**GIVEN TASK**
Write the entries out again exactly as they stand, but without the pictures.

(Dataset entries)

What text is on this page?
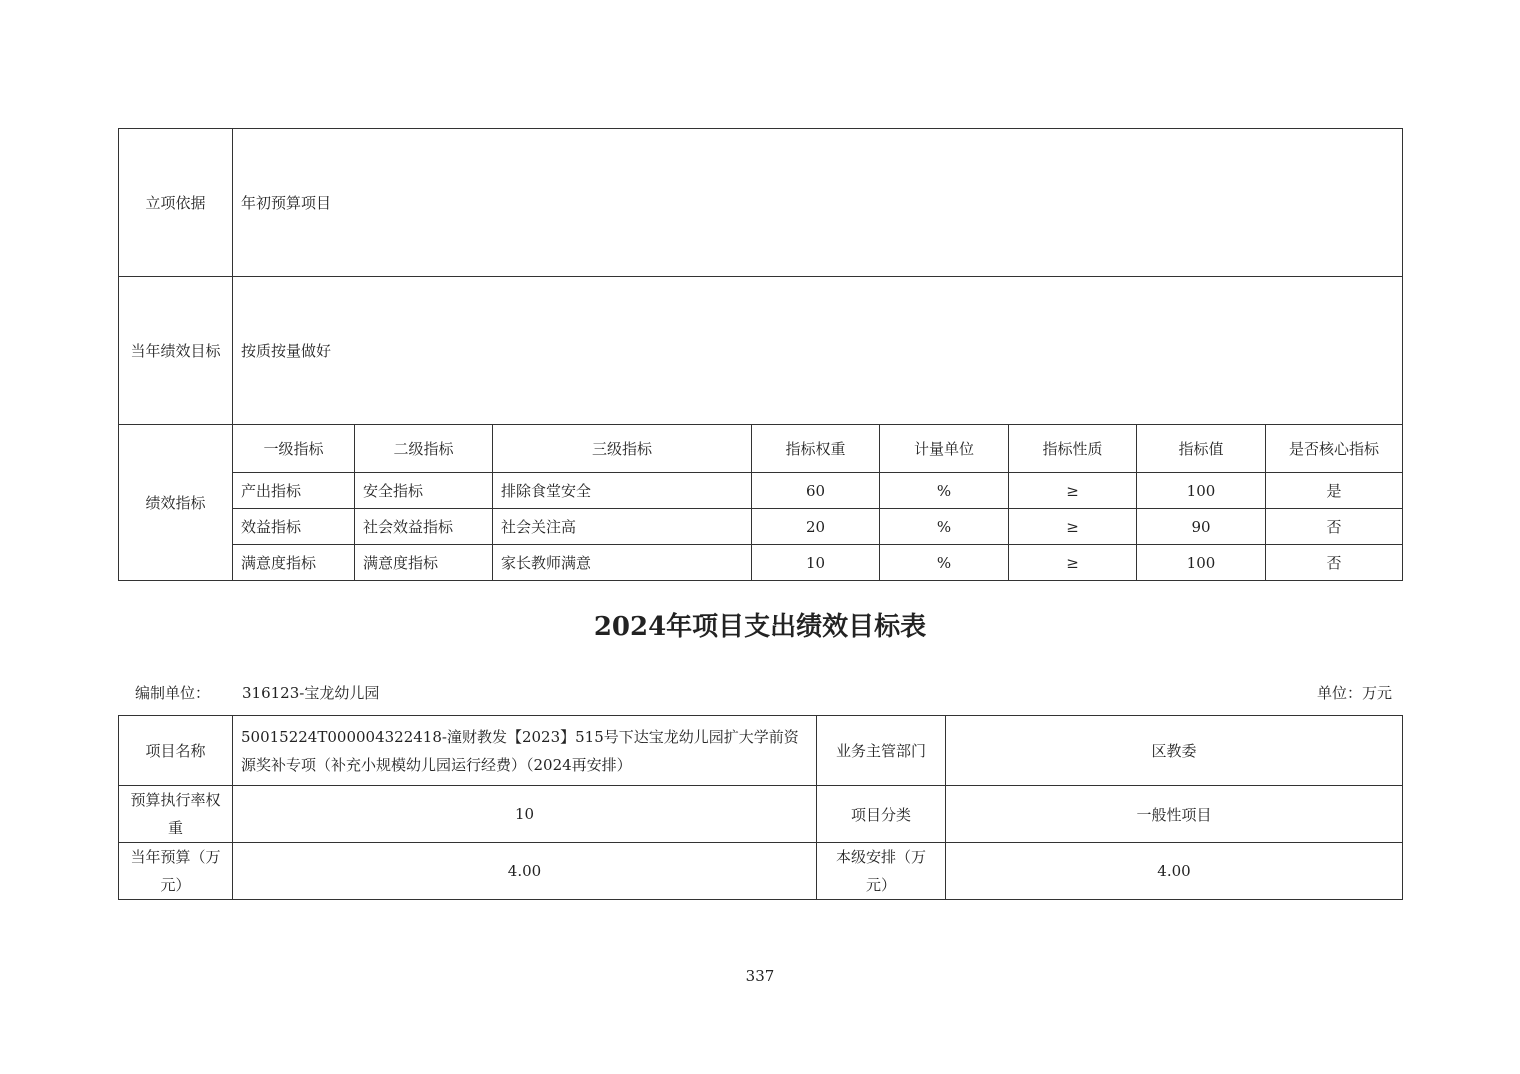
立项依据	年初预算项目							
当年绩效目标	按质按量做好							
绩效指标	一级指标	二级指标	三级指标	指标权重	计量单位	指标性质	指标值	是否核心指标
	产出指标	安全指标	排除食堂安全	60	%	≥	100	是
	效益指标	社会效益指标	社会关注高	20	%	≥	90	否
	满意度指标	满意度指标	家长教师满意	10	%	≥	100	否
2024年项目支出绩效目标表
编制单位： 316123-宝龙幼儿园	单位：万元
项目名称	50015224T000004322418-潼财教发【2023】515号下达宝龙幼儿园扩大学前资源奖补专项（补充小规模幼儿园运行经费）（2024再安排）	业务主管部门	区教委
预算执行率权重	10	项目分类	一般性项目
当年预算（万元）	4.00	本级安排（万元）	4.00
337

**COMPLETE OUTPUT**
What text is on this page?
立项依据	年初预算项目							
当年绩效目标	按质按量做好							
绩效指标	一级指标	二级指标	三级指标	指标权重	计量单位	指标性质	指标值	是否核心指标
	产出指标	安全指标	排除食堂安全	60	%	≥	100	是
	效益指标	社会效益指标	社会关注高	20	%	≥	90	否
	满意度指标	满意度指标	家长教师满意	10	%	≥	100	否
2024年项目支出绩效目标表
编制单位： 316123-宝龙幼儿园	单位：万元
项目名称	50015224T000004322418-潼财教发【2023】515号下达宝龙幼儿园扩大学前资源奖补专项（补充小规模幼儿园运行经费）（2024再安排）	业务主管部门	区教委
预算执行率权重	10	项目分类	一般性项目
当年预算（万元）	4.00	本级安排（万元）	4.00
337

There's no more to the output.